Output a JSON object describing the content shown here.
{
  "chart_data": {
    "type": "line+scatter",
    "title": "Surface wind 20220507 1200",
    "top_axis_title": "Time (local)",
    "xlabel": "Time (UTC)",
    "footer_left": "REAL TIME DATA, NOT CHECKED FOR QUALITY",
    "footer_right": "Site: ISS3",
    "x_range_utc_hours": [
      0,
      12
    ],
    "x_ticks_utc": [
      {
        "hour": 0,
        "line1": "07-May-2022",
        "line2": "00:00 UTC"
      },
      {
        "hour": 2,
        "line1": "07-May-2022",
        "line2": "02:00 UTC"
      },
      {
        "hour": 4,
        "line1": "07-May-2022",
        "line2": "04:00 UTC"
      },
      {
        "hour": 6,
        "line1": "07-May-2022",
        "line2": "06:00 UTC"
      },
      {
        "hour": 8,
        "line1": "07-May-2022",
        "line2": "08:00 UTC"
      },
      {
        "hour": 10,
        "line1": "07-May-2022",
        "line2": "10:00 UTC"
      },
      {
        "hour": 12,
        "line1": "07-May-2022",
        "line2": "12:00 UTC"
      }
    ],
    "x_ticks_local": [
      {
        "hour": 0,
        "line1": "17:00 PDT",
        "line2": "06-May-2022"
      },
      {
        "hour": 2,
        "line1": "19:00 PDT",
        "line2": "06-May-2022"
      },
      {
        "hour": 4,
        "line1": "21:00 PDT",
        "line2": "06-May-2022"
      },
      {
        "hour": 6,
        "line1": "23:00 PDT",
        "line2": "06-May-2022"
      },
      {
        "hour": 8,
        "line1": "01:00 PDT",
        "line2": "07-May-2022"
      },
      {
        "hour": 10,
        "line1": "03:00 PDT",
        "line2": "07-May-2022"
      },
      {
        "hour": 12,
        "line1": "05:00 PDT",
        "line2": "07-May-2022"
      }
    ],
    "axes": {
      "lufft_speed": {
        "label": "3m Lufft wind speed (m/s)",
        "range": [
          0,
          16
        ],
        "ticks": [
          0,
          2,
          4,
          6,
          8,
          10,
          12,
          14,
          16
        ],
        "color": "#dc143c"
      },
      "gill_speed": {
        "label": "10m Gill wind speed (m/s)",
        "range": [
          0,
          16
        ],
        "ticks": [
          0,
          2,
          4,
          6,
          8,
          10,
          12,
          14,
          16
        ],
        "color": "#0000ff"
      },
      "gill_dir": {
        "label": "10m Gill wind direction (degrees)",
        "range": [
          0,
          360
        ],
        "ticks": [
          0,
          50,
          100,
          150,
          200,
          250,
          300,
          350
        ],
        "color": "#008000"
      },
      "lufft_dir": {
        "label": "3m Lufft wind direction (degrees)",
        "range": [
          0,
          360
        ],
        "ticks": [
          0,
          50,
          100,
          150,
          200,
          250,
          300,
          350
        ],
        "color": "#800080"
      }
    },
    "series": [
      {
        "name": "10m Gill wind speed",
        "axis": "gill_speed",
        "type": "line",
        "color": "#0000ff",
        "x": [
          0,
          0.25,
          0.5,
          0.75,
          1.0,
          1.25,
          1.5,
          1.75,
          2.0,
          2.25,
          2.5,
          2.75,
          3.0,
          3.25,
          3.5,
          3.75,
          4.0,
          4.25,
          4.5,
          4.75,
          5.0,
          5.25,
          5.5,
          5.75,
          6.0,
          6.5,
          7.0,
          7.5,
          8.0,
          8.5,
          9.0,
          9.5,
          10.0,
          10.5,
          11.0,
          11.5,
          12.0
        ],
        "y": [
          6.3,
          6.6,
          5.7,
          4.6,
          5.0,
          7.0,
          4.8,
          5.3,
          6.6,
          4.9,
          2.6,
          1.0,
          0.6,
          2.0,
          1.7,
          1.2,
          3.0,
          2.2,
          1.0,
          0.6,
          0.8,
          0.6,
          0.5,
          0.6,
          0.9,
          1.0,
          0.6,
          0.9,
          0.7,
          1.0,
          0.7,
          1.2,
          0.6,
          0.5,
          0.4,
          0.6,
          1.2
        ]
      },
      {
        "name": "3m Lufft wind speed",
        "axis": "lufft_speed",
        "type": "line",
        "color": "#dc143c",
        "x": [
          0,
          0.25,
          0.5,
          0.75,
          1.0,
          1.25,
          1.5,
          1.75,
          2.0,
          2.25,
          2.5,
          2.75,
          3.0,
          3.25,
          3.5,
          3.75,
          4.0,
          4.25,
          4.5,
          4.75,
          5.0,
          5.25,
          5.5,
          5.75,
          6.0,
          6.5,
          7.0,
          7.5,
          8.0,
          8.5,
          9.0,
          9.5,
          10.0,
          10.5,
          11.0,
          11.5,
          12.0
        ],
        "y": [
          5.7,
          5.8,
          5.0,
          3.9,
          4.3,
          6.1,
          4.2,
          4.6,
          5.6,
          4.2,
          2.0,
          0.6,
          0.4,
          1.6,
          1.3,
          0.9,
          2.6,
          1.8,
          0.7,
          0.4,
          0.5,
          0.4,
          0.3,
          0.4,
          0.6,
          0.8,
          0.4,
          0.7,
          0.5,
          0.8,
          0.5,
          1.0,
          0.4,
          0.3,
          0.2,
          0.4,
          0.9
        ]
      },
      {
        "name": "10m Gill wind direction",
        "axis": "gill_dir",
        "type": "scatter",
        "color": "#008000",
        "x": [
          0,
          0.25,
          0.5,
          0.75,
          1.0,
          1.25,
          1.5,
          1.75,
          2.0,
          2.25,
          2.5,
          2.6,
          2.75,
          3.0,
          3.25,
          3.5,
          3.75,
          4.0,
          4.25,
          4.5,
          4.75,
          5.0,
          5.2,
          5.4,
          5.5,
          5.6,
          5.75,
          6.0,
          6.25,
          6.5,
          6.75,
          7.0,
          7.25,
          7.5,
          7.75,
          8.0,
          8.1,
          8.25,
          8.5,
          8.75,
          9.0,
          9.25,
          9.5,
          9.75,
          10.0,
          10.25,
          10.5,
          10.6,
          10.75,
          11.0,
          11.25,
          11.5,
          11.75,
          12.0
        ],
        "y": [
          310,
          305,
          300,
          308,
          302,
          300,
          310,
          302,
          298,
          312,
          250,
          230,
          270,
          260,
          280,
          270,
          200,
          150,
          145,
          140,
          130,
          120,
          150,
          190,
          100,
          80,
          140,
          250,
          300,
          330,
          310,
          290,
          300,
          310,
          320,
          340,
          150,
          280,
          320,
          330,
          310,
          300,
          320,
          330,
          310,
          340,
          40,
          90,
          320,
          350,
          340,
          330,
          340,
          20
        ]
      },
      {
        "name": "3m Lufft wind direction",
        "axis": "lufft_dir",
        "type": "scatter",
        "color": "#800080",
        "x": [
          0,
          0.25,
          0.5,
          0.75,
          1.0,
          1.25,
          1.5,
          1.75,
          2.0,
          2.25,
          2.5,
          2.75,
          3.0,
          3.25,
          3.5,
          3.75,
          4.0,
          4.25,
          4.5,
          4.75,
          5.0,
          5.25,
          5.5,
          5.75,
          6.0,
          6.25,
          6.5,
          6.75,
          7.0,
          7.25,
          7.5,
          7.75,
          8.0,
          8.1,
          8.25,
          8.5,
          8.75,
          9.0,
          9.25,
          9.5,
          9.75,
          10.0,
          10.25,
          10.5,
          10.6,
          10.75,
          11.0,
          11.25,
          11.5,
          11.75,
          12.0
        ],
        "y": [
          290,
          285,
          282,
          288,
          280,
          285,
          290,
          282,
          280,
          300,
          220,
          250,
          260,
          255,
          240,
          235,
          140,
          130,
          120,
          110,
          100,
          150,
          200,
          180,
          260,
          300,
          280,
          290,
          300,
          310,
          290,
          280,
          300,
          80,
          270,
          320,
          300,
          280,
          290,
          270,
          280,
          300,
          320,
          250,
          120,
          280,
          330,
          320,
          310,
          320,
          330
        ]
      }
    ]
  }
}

THE PROBLEM: Using the listing above, show each line holding the string "direction".

ANSWER TO THIS TASK:
        "label": "10m Gill wind direction (degrees)",
        "label": "3m Lufft wind direction (degrees)",
        "name": "10m Gill wind direction",
        "name": "3m Lufft wind direction",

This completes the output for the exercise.